Make an exact copy of the records, with the images left out.

Data for this exercise

— Begin —

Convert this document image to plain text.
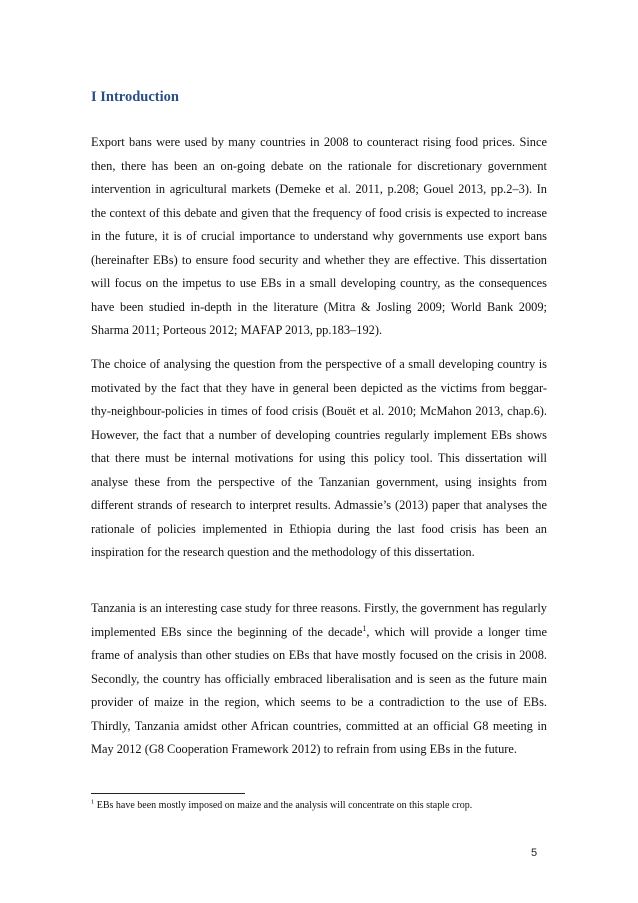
I Introduction

Export bans were used by many countries in 2008 to counteract rising food prices. Since then, there has been an on-going debate on the rationale for discretionary government intervention in agricultural markets (Demeke et al. 2011, p.208; Gouel 2013, pp.2–3). In the context of this debate and given that the frequency of food crisis is expected to increase in the future, it is of crucial importance to understand why governments use export bans (hereinafter EBs) to ensure food security and whether they are effective. This dissertation will focus on the impetus to use EBs in a small developing country, as the consequences have been studied in-depth in the literature (Mitra & Josling 2009; World Bank 2009; Sharma 2011; Porteous 2012; MAFAP 2013, pp.183–192).

The choice of analysing the question from the perspective of a small developing country is motivated by the fact that they have in general been depicted as the victims from beggar-thy-neighbour-policies in times of food crisis (Bouët et al. 2010; McMahon 2013, chap.6). However, the fact that a number of developing countries regularly implement EBs shows that there must be internal motivations for using this policy tool. This dissertation will analyse these from the perspective of the Tanzanian government, using insights from different strands of research to interpret results. Admassie’s (2013) paper that analyses the rationale of policies implemented in Ethiopia during the last food crisis has been an inspiration for the research question and the methodology of this dissertation.

Tanzania is an interesting case study for three reasons. Firstly, the government has regularly implemented EBs since the beginning of the decade$^1$, which will provide a longer time frame of analysis than other studies on EBs that have mostly focused on the crisis in 2008. Secondly, the country has officially embraced liberalisation and is seen as the future main provider of maize in the region, which seems to be a contradiction to the use of EBs. Thirdly, Tanzania amidst other African countries, committed at an official G8 meeting in May 2012 (G8 Cooperation Framework 2012) to refrain from using EBs in the future.

$^1$ EBs have been mostly imposed on maize and the analysis will concentrate on this staple crop.

5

— End —

Task response
Convert this document image to plain text.
I Introduction

Export bans were used by many countries in 2008 to counteract rising food prices. Since then, there has been an on-going debate on the rationale for discretionary government intervention in agricultural markets (Demeke et al. 2011, p.208; Gouel 2013, pp.2–3). In the context of this debate and given that the frequency of food crisis is expected to increase in the future, it is of crucial importance to understand why governments use export bans (hereinafter EBs) to ensure food security and whether they are effective. This dissertation will focus on the impetus to use EBs in a small developing country, as the consequences have been studied in-depth in the literature (Mitra & Josling 2009; World Bank 2009; Sharma 2011; Porteous 2012; MAFAP 2013, pp.183–192).

The choice of analysing the question from the perspective of a small developing country is motivated by the fact that they have in general been depicted as the victims from beggar-thy-neighbour-policies in times of food crisis (Bouët et al. 2010; McMahon 2013, chap.6). However, the fact that a number of developing countries regularly implement EBs shows that there must be internal motivations for using this policy tool. This dissertation will analyse these from the perspective of the Tanzanian government, using insights from different strands of research to interpret results. Admassie’s (2013) paper that analyses the rationale of policies implemented in Ethiopia during the last food crisis has been an inspiration for the research question and the methodology of this dissertation.

Tanzania is an interesting case study for three reasons. Firstly, the government has regularly implemented EBs since the beginning of the decade$^1$, which will provide a longer time frame of analysis than other studies on EBs that have mostly focused on the crisis in 2008. Secondly, the country has officially embraced liberalisation and is seen as the future main provider of maize in the region, which seems to be a contradiction to the use of EBs. Thirdly, Tanzania amidst other African countries, committed at an official G8 meeting in May 2012 (G8 Cooperation Framework 2012) to refrain from using EBs in the future.

$^1$ EBs have been mostly imposed on maize and the analysis will concentrate on this staple crop.

5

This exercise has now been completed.